PROBLEM.
Each entry needs to be restated exactly as written.

>> Begin DATA IN THIS EXERCISE

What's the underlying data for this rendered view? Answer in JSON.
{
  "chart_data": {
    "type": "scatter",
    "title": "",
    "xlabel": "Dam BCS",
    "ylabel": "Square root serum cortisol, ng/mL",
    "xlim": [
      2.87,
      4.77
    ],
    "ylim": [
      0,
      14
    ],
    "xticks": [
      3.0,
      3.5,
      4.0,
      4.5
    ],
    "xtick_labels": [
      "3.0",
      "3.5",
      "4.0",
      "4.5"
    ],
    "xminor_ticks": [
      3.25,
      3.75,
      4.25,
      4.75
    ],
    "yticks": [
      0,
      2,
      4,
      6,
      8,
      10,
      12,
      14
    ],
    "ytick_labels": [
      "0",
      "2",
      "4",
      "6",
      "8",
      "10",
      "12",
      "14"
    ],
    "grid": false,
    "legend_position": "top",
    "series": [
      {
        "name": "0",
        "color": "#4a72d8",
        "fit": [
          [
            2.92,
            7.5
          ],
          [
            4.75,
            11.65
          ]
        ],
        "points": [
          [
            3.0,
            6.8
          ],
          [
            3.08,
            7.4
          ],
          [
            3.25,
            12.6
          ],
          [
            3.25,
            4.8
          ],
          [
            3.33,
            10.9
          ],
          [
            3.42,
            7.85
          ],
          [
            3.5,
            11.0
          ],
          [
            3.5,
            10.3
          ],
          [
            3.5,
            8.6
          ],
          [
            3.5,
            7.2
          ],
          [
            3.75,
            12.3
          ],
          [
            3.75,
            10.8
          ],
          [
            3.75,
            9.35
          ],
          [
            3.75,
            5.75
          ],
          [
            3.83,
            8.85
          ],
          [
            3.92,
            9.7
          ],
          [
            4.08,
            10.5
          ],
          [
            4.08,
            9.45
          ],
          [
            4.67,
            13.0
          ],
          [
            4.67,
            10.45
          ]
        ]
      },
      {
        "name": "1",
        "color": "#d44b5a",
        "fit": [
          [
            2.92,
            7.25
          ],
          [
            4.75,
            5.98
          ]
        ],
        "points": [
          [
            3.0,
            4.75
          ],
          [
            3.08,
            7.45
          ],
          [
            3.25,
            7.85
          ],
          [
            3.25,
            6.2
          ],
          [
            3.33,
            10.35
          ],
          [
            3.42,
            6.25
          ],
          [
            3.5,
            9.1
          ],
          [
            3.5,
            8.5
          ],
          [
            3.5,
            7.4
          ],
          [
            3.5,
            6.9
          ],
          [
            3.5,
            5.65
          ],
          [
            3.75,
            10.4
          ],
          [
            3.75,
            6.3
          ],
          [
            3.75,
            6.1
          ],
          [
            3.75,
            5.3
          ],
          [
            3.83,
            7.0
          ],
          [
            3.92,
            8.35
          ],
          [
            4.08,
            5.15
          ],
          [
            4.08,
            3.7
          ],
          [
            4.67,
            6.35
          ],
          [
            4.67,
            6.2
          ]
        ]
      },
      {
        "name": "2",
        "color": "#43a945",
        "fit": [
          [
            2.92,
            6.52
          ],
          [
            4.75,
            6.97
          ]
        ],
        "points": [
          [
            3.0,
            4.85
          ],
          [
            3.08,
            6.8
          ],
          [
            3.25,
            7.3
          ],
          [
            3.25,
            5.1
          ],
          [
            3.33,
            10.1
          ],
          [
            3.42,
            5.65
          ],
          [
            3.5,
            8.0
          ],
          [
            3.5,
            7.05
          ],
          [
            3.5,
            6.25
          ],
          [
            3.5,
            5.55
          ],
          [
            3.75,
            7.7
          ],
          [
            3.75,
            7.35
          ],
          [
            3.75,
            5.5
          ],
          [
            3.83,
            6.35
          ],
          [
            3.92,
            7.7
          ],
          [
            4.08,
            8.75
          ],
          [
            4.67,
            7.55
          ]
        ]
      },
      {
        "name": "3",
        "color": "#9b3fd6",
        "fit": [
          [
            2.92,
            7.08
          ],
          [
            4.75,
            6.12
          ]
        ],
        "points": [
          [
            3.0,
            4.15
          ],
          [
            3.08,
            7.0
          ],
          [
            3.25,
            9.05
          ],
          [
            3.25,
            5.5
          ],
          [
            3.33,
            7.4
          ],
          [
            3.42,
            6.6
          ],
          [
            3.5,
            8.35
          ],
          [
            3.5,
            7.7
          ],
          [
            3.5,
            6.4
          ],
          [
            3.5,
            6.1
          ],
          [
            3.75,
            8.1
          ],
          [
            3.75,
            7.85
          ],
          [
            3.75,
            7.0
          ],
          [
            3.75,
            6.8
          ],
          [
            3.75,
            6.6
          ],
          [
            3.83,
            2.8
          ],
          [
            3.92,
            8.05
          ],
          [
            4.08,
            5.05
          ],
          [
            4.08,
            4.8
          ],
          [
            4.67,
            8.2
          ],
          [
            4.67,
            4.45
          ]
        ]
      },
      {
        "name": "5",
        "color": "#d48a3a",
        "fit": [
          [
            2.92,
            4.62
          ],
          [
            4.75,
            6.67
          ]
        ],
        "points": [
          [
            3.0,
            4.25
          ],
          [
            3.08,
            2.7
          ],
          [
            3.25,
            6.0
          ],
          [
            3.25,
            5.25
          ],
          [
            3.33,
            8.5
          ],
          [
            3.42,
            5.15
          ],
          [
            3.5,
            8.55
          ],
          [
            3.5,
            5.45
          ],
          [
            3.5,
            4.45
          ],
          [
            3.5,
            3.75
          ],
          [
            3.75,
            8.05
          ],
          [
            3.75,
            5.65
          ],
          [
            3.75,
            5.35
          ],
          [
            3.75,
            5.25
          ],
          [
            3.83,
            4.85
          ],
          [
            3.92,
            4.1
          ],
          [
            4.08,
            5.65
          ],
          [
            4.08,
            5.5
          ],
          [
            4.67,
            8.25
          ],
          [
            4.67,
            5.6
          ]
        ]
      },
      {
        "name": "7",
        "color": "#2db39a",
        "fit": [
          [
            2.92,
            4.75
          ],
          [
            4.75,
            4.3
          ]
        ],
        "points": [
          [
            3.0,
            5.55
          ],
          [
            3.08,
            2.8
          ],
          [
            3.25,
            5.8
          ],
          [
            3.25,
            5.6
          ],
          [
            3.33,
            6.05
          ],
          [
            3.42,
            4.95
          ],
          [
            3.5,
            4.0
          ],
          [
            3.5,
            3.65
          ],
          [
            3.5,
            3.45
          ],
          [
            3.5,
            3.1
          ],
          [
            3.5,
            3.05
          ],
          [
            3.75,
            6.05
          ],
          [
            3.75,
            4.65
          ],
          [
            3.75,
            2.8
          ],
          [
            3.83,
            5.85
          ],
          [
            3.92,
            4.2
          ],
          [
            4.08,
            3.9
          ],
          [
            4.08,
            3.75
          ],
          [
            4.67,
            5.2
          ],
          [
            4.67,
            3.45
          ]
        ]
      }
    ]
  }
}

>> End DATA IN THIS EXERCISE

REPLY.
What's the underlying data for this rendered view? Answer in JSON.
{
  "chart_data": {
    "type": "scatter",
    "title": "",
    "xlabel": "Dam BCS",
    "ylabel": "Square root serum cortisol, ng/mL",
    "xlim": [
      2.87,
      4.77
    ],
    "ylim": [
      0,
      14
    ],
    "xticks": [
      3.0,
      3.5,
      4.0,
      4.5
    ],
    "xtick_labels": [
      "3.0",
      "3.5",
      "4.0",
      "4.5"
    ],
    "xminor_ticks": [
      3.25,
      3.75,
      4.25,
      4.75
    ],
    "yticks": [
      0,
      2,
      4,
      6,
      8,
      10,
      12,
      14
    ],
    "ytick_labels": [
      "0",
      "2",
      "4",
      "6",
      "8",
      "10",
      "12",
      "14"
    ],
    "grid": false,
    "legend_position": "top",
    "series": [
      {
        "name": "0",
        "color": "#4a72d8",
        "fit": [
          [
            2.92,
            7.5
          ],
          [
            4.75,
            11.65
          ]
        ],
        "points": [
          [
            3.0,
            6.8
          ],
          [
            3.08,
            7.4
          ],
          [
            3.25,
            12.6
          ],
          [
            3.25,
            4.8
          ],
          [
            3.33,
            10.9
          ],
          [
            3.42,
            7.85
          ],
          [
            3.5,
            11.0
          ],
          [
            3.5,
            10.3
          ],
          [
            3.5,
            8.6
          ],
          [
            3.5,
            7.2
          ],
          [
            3.75,
            12.3
          ],
          [
            3.75,
            10.8
          ],
          [
            3.75,
            9.35
          ],
          [
            3.75,
            5.75
          ],
          [
            3.83,
            8.85
          ],
          [
            3.92,
            9.7
          ],
          [
            4.08,
            10.5
          ],
          [
            4.08,
            9.45
          ],
          [
            4.67,
            13.0
          ],
          [
            4.67,
            10.45
          ]
        ]
      },
      {
        "name": "1",
        "color": "#d44b5a",
        "fit": [
          [
            2.92,
            7.25
          ],
          [
            4.75,
            5.98
          ]
        ],
        "points": [
          [
            3.0,
            4.75
          ],
          [
            3.08,
            7.45
          ],
          [
            3.25,
            7.85
          ],
          [
            3.25,
            6.2
          ],
          [
            3.33,
            10.35
          ],
          [
            3.42,
            6.25
          ],
          [
            3.5,
            9.1
          ],
          [
            3.5,
            8.5
          ],
          [
            3.5,
            7.4
          ],
          [
            3.5,
            6.9
          ],
          [
            3.5,
            5.65
          ],
          [
            3.75,
            10.4
          ],
          [
            3.75,
            6.3
          ],
          [
            3.75,
            6.1
          ],
          [
            3.75,
            5.3
          ],
          [
            3.83,
            7.0
          ],
          [
            3.92,
            8.35
          ],
          [
            4.08,
            5.15
          ],
          [
            4.08,
            3.7
          ],
          [
            4.67,
            6.35
          ],
          [
            4.67,
            6.2
          ]
        ]
      },
      {
        "name": "2",
        "color": "#43a945",
        "fit": [
          [
            2.92,
            6.52
          ],
          [
            4.75,
            6.97
          ]
        ],
        "points": [
          [
            3.0,
            4.85
          ],
          [
            3.08,
            6.8
          ],
          [
            3.25,
            7.3
          ],
          [
            3.25,
            5.1
          ],
          [
            3.33,
            10.1
          ],
          [
            3.42,
            5.65
          ],
          [
            3.5,
            8.0
          ],
          [
            3.5,
            7.05
          ],
          [
            3.5,
            6.25
          ],
          [
            3.5,
            5.55
          ],
          [
            3.75,
            7.7
          ],
          [
            3.75,
            7.35
          ],
          [
            3.75,
            5.5
          ],
          [
            3.83,
            6.35
          ],
          [
            3.92,
            7.7
          ],
          [
            4.08,
            8.75
          ],
          [
            4.67,
            7.55
          ]
        ]
      },
      {
        "name": "3",
        "color": "#9b3fd6",
        "fit": [
          [
            2.92,
            7.08
          ],
          [
            4.75,
            6.12
          ]
        ],
        "points": [
          [
            3.0,
            4.15
          ],
          [
            3.08,
            7.0
          ],
          [
            3.25,
            9.05
          ],
          [
            3.25,
            5.5
          ],
          [
            3.33,
            7.4
          ],
          [
            3.42,
            6.6
          ],
          [
            3.5,
            8.35
          ],
          [
            3.5,
            7.7
          ],
          [
            3.5,
            6.4
          ],
          [
            3.5,
            6.1
          ],
          [
            3.75,
            8.1
          ],
          [
            3.75,
            7.85
          ],
          [
            3.75,
            7.0
          ],
          [
            3.75,
            6.8
          ],
          [
            3.75,
            6.6
          ],
          [
            3.83,
            2.8
          ],
          [
            3.92,
            8.05
          ],
          [
            4.08,
            5.05
          ],
          [
            4.08,
            4.8
          ],
          [
            4.67,
            8.2
          ],
          [
            4.67,
            4.45
          ]
        ]
      },
      {
        "name": "5",
        "color": "#d48a3a",
        "fit": [
          [
            2.92,
            4.62
          ],
          [
            4.75,
            6.67
          ]
        ],
        "points": [
          [
            3.0,
            4.25
          ],
          [
            3.08,
            2.7
          ],
          [
            3.25,
            6.0
          ],
          [
            3.25,
            5.25
          ],
          [
            3.33,
            8.5
          ],
          [
            3.42,
            5.15
          ],
          [
            3.5,
            8.55
          ],
          [
            3.5,
            5.45
          ],
          [
            3.5,
            4.45
          ],
          [
            3.5,
            3.75
          ],
          [
            3.75,
            8.05
          ],
          [
            3.75,
            5.65
          ],
          [
            3.75,
            5.35
          ],
          [
            3.75,
            5.25
          ],
          [
            3.83,
            4.85
          ],
          [
            3.92,
            4.1
          ],
          [
            4.08,
            5.65
          ],
          [
            4.08,
            5.5
          ],
          [
            4.67,
            8.25
          ],
          [
            4.67,
            5.6
          ]
        ]
      },
      {
        "name": "7",
        "color": "#2db39a",
        "fit": [
          [
            2.92,
            4.75
          ],
          [
            4.75,
            4.3
          ]
        ],
        "points": [
          [
            3.0,
            5.55
          ],
          [
            3.08,
            2.8
          ],
          [
            3.25,
            5.8
          ],
          [
            3.25,
            5.6
          ],
          [
            3.33,
            6.05
          ],
          [
            3.42,
            4.95
          ],
          [
            3.5,
            4.0
          ],
          [
            3.5,
            3.65
          ],
          [
            3.5,
            3.45
          ],
          [
            3.5,
            3.1
          ],
          [
            3.5,
            3.05
          ],
          [
            3.75,
            6.05
          ],
          [
            3.75,
            4.65
          ],
          [
            3.75,
            2.8
          ],
          [
            3.83,
            5.85
          ],
          [
            3.92,
            4.2
          ],
          [
            4.08,
            3.9
          ],
          [
            4.08,
            3.75
          ],
          [
            4.67,
            5.2
          ],
          [
            4.67,
            3.45
          ]
        ]
      }
    ]
  }
}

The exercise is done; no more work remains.